(Data listing)
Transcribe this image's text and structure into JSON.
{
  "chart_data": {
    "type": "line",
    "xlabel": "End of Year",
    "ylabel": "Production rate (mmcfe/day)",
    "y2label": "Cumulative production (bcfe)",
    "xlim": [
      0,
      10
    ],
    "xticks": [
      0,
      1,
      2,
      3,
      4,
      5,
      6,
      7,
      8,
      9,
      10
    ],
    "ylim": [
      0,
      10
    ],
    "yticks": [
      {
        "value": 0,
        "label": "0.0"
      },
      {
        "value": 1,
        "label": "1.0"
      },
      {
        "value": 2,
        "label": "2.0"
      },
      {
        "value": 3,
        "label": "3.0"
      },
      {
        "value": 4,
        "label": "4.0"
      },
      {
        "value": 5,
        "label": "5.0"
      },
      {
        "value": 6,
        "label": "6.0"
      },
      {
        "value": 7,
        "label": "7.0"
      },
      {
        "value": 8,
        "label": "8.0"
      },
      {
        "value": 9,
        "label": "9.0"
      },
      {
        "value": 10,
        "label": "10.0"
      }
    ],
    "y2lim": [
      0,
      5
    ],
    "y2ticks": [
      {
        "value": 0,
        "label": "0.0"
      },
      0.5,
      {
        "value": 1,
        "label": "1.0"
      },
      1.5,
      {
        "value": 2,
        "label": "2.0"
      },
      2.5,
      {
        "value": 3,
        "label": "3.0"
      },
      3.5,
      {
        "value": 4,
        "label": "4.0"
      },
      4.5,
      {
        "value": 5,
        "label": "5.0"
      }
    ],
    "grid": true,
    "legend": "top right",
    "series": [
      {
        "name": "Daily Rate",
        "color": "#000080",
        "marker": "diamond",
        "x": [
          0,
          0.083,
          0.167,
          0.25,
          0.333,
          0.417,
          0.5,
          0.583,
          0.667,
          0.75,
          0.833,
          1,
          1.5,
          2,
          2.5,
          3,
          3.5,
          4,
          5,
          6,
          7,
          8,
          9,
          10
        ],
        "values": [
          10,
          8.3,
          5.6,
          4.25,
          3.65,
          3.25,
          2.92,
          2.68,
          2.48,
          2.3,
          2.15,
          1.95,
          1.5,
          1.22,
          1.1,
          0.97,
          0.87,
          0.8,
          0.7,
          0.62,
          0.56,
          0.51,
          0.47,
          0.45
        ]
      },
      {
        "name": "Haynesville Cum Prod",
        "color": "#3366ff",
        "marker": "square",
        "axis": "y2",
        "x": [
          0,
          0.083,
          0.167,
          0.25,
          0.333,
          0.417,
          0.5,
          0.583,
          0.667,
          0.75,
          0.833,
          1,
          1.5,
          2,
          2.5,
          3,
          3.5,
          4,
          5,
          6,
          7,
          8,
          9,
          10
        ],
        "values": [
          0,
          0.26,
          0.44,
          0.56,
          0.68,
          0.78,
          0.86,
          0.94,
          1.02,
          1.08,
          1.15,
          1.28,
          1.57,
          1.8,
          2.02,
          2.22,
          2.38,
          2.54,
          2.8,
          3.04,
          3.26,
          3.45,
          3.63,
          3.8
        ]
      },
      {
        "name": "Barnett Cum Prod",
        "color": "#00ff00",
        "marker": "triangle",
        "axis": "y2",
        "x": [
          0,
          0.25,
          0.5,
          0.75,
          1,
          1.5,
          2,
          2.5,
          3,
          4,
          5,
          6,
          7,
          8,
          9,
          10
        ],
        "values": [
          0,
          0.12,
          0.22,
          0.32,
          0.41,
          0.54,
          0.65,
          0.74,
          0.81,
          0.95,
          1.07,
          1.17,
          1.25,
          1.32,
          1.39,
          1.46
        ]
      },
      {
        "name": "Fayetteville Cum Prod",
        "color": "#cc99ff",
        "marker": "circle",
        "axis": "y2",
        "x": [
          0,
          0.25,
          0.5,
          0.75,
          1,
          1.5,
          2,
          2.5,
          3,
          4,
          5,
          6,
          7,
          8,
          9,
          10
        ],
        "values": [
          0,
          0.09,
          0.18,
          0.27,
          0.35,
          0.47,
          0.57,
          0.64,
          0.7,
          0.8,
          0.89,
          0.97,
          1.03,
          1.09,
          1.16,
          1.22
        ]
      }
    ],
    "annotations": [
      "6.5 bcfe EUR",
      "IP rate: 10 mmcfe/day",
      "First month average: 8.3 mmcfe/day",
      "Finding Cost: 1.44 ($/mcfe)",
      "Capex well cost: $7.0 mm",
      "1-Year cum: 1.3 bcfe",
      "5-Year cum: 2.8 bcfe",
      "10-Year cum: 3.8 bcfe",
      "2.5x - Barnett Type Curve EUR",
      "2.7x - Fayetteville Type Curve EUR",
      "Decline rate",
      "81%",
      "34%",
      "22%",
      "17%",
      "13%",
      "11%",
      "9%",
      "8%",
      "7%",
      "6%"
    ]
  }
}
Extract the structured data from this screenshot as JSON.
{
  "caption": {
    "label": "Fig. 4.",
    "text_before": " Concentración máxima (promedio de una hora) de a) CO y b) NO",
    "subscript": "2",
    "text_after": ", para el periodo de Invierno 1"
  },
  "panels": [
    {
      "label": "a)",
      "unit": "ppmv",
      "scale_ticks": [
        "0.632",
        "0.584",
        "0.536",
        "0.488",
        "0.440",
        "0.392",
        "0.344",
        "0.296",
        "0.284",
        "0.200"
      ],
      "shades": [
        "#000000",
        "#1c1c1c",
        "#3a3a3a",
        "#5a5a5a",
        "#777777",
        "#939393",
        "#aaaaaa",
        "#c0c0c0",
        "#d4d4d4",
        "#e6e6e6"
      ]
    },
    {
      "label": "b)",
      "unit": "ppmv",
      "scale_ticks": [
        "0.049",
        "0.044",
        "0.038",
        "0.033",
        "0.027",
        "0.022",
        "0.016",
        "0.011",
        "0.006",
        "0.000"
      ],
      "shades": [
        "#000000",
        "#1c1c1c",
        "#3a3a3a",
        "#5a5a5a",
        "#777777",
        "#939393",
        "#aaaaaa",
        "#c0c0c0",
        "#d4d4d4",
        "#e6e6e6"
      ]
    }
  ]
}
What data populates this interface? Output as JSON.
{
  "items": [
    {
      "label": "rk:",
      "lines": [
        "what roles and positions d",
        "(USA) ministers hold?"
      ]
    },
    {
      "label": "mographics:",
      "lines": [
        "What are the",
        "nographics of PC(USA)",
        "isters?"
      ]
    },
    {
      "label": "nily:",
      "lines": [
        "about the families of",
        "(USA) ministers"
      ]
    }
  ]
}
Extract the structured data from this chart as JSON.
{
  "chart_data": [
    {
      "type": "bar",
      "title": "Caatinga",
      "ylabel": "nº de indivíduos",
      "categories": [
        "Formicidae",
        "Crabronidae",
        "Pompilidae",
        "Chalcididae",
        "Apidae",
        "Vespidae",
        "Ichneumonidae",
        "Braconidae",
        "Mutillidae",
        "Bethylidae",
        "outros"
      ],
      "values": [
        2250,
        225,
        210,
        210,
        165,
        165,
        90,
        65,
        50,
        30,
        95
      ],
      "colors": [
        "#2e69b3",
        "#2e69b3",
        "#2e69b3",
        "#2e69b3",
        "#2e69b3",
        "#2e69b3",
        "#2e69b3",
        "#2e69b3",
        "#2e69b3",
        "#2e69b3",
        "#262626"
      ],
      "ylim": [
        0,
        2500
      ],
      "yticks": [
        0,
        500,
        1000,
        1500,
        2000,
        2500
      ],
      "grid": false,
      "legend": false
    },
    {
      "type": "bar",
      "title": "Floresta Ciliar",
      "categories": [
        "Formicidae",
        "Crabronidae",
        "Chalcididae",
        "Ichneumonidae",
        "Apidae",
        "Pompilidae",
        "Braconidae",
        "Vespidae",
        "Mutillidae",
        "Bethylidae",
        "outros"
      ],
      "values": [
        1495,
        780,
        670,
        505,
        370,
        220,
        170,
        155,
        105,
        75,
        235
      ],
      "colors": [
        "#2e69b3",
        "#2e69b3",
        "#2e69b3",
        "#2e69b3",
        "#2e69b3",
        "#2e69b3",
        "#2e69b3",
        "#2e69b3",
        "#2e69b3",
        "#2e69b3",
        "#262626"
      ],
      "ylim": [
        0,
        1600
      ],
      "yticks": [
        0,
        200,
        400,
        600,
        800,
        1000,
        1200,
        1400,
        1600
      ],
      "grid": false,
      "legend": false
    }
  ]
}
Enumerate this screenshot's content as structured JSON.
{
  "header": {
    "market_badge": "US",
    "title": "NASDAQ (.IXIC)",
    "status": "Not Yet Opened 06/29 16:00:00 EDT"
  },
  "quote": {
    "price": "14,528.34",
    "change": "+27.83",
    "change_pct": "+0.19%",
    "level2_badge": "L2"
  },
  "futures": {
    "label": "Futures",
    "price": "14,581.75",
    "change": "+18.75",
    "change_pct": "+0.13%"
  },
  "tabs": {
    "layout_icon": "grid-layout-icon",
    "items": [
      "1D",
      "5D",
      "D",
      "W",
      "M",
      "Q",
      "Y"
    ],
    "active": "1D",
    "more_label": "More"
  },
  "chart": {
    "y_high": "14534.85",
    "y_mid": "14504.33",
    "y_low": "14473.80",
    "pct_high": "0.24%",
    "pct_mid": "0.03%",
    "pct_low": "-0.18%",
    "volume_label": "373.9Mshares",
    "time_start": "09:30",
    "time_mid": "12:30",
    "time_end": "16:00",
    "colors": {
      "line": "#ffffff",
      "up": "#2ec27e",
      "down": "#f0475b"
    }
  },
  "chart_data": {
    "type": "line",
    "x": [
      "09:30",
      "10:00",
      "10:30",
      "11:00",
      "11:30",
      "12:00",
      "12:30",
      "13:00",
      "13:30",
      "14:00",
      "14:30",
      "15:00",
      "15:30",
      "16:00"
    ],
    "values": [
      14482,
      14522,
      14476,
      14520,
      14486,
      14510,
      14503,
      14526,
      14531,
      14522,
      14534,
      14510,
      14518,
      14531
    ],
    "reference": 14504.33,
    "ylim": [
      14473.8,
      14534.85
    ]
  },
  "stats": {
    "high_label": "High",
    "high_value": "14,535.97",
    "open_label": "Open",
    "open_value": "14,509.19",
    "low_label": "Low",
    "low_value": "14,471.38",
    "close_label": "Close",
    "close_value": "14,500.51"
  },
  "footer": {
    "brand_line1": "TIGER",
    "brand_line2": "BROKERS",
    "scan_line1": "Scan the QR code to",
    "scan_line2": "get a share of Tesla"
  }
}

▶ Given problem: Select every line in the records above that contains the word "bcfe".

▶ The response:
    "y2label": "Cumulative production (bcfe)",
      "6.5 bcfe EUR",
      "1-Year cum: 1.3 bcfe",
      "5-Year cum: 2.8 bcfe",
      "10-Year cum: 3.8 bcfe",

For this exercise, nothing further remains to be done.